### Extracted data

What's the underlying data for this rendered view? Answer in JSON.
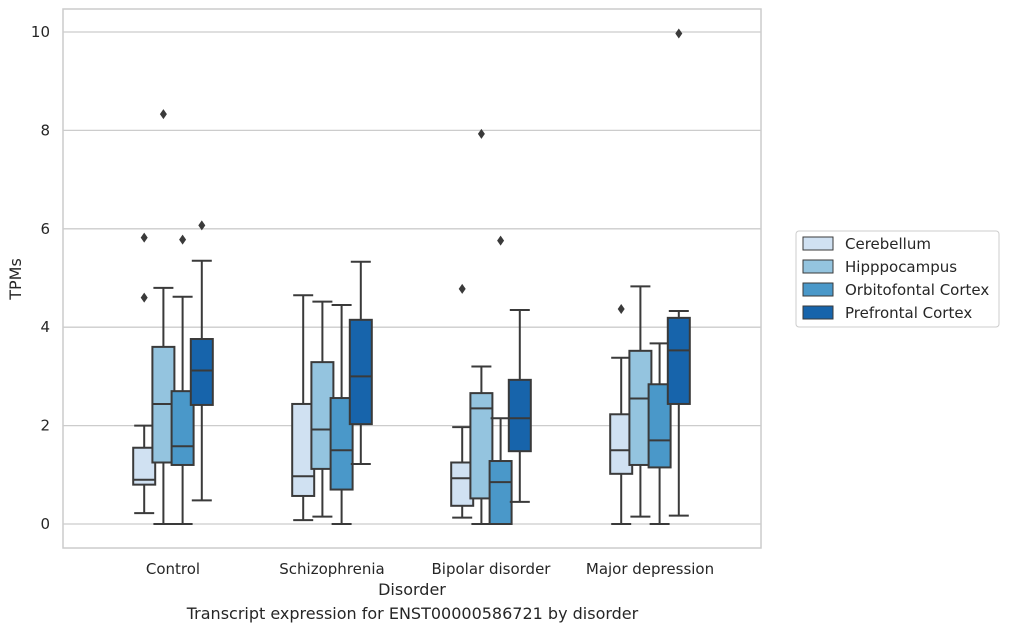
{
  "caption": "Transcript expression for ENST00000586721 by disorder",
  "chart_data": {
    "type": "box",
    "xlabel": "Disorder",
    "ylabel": "TPMs",
    "ylim": [
      -0.48,
      10.45
    ],
    "yticks": [
      0,
      2,
      4,
      6,
      8,
      10
    ],
    "grid": true,
    "legend_position": "right",
    "categories": [
      "Control",
      "Schizophrenia",
      "Bipolar disorder",
      "Major depression"
    ],
    "series": [
      {
        "name": "Cerebellum",
        "color": "#d0e1f2",
        "boxes": [
          {
            "whisker_low": 0.22,
            "q1": 0.8,
            "median": 0.9,
            "q3": 1.55,
            "whisker_high": 2.0,
            "outliers": [
              4.6,
              5.82
            ]
          },
          {
            "whisker_low": 0.08,
            "q1": 0.57,
            "median": 0.97,
            "q3": 2.44,
            "whisker_high": 4.65,
            "outliers": []
          },
          {
            "whisker_low": 0.13,
            "q1": 0.37,
            "median": 0.93,
            "q3": 1.25,
            "whisker_high": 1.97,
            "outliers": [
              4.78
            ]
          },
          {
            "whisker_low": 0.0,
            "q1": 1.02,
            "median": 1.5,
            "q3": 2.23,
            "whisker_high": 3.38,
            "outliers": [
              4.37
            ]
          }
        ]
      },
      {
        "name": "Hipppocampus",
        "color": "#94c4df",
        "boxes": [
          {
            "whisker_low": 0.0,
            "q1": 1.25,
            "median": 2.44,
            "q3": 3.6,
            "whisker_high": 4.8,
            "outliers": [
              8.33
            ]
          },
          {
            "whisker_low": 0.15,
            "q1": 1.12,
            "median": 1.92,
            "q3": 3.29,
            "whisker_high": 4.52,
            "outliers": []
          },
          {
            "whisker_low": 0.0,
            "q1": 0.52,
            "median": 2.35,
            "q3": 2.66,
            "whisker_high": 3.2,
            "outliers": [
              7.93
            ]
          },
          {
            "whisker_low": 0.15,
            "q1": 1.2,
            "median": 2.55,
            "q3": 3.52,
            "whisker_high": 4.83,
            "outliers": []
          }
        ]
      },
      {
        "name": "Orbitofontal Cortex",
        "color": "#4a98c9",
        "boxes": [
          {
            "whisker_low": 0.0,
            "q1": 1.2,
            "median": 1.58,
            "q3": 2.7,
            "whisker_high": 4.62,
            "outliers": [
              5.78
            ]
          },
          {
            "whisker_low": 0.0,
            "q1": 0.7,
            "median": 1.5,
            "q3": 2.56,
            "whisker_high": 4.45,
            "outliers": []
          },
          {
            "whisker_low": 0.0,
            "q1": 0.0,
            "median": 0.85,
            "q3": 1.28,
            "whisker_high": 2.15,
            "outliers": [
              5.76
            ]
          },
          {
            "whisker_low": 0.0,
            "q1": 1.15,
            "median": 1.7,
            "q3": 2.84,
            "whisker_high": 3.67,
            "outliers": []
          }
        ]
      },
      {
        "name": "Prefrontal Cortex",
        "color": "#1764ab",
        "boxes": [
          {
            "whisker_low": 0.48,
            "q1": 2.42,
            "median": 3.12,
            "q3": 3.76,
            "whisker_high": 5.35,
            "outliers": [
              6.07
            ]
          },
          {
            "whisker_low": 1.22,
            "q1": 2.03,
            "median": 3.0,
            "q3": 4.15,
            "whisker_high": 5.33,
            "outliers": []
          },
          {
            "whisker_low": 0.45,
            "q1": 1.48,
            "median": 2.15,
            "q3": 2.93,
            "whisker_high": 4.35,
            "outliers": []
          },
          {
            "whisker_low": 0.17,
            "q1": 2.44,
            "median": 3.53,
            "q3": 4.19,
            "whisker_high": 4.33,
            "outliers": [
              9.97
            ]
          }
        ]
      }
    ]
  }
}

######

> [Your instructions]: Write out again every line above exactly as given; the pictures do not belong in the copy.

> [Result of this task]:
What's the underlying data for this rendered view? Answer in JSON.
{
  "caption": "Transcript expression for ENST00000586721 by disorder",
  "chart_data": {
    "type": "box",
    "xlabel": "Disorder",
    "ylabel": "TPMs",
    "ylim": [
      -0.48,
      10.45
    ],
    "yticks": [
      0,
      2,
      4,
      6,
      8,
      10
    ],
    "grid": true,
    "legend_position": "right",
    "categories": [
      "Control",
      "Schizophrenia",
      "Bipolar disorder",
      "Major depression"
    ],
    "series": [
      {
        "name": "Cerebellum",
        "color": "#d0e1f2",
        "boxes": [
          {
            "whisker_low": 0.22,
            "q1": 0.8,
            "median": 0.9,
            "q3": 1.55,
            "whisker_high": 2.0,
            "outliers": [
              4.6,
              5.82
            ]
          },
          {
            "whisker_low": 0.08,
            "q1": 0.57,
            "median": 0.97,
            "q3": 2.44,
            "whisker_high": 4.65,
            "outliers": []
          },
          {
            "whisker_low": 0.13,
            "q1": 0.37,
            "median": 0.93,
            "q3": 1.25,
            "whisker_high": 1.97,
            "outliers": [
              4.78
            ]
          },
          {
            "whisker_low": 0.0,
            "q1": 1.02,
            "median": 1.5,
            "q3": 2.23,
            "whisker_high": 3.38,
            "outliers": [
              4.37
            ]
          }
        ]
      },
      {
        "name": "Hipppocampus",
        "color": "#94c4df",
        "boxes": [
          {
            "whisker_low": 0.0,
            "q1": 1.25,
            "median": 2.44,
            "q3": 3.6,
            "whisker_high": 4.8,
            "outliers": [
              8.33
            ]
          },
          {
            "whisker_low": 0.15,
            "q1": 1.12,
            "median": 1.92,
            "q3": 3.29,
            "whisker_high": 4.52,
            "outliers": []
          },
          {
            "whisker_low": 0.0,
            "q1": 0.52,
            "median": 2.35,
            "q3": 2.66,
            "whisker_high": 3.2,
            "outliers": [
              7.93
            ]
          },
          {
            "whisker_low": 0.15,
            "q1": 1.2,
            "median": 2.55,
            "q3": 3.52,
            "whisker_high": 4.83,
            "outliers": []
          }
        ]
      },
      {
        "name": "Orbitofontal Cortex",
        "color": "#4a98c9",
        "boxes": [
          {
            "whisker_low": 0.0,
            "q1": 1.2,
            "median": 1.58,
            "q3": 2.7,
            "whisker_high": 4.62,
            "outliers": [
              5.78
            ]
          },
          {
            "whisker_low": 0.0,
            "q1": 0.7,
            "median": 1.5,
            "q3": 2.56,
            "whisker_high": 4.45,
            "outliers": []
          },
          {
            "whisker_low": 0.0,
            "q1": 0.0,
            "median": 0.85,
            "q3": 1.28,
            "whisker_high": 2.15,
            "outliers": [
              5.76
            ]
          },
          {
            "whisker_low": 0.0,
            "q1": 1.15,
            "median": 1.7,
            "q3": 2.84,
            "whisker_high": 3.67,
            "outliers": []
          }
        ]
      },
      {
        "name": "Prefrontal Cortex",
        "color": "#1764ab",
        "boxes": [
          {
            "whisker_low": 0.48,
            "q1": 2.42,
            "median": 3.12,
            "q3": 3.76,
            "whisker_high": 5.35,
            "outliers": [
              6.07
            ]
          },
          {
            "whisker_low": 1.22,
            "q1": 2.03,
            "median": 3.0,
            "q3": 4.15,
            "whisker_high": 5.33,
            "outliers": []
          },
          {
            "whisker_low": 0.45,
            "q1": 1.48,
            "median": 2.15,
            "q3": 2.93,
            "whisker_high": 4.35,
            "outliers": []
          },
          {
            "whisker_low": 0.17,
            "q1": 2.44,
            "median": 3.53,
            "q3": 4.19,
            "whisker_high": 4.33,
            "outliers": [
              9.97
            ]
          }
        ]
      }
    ]
  }
}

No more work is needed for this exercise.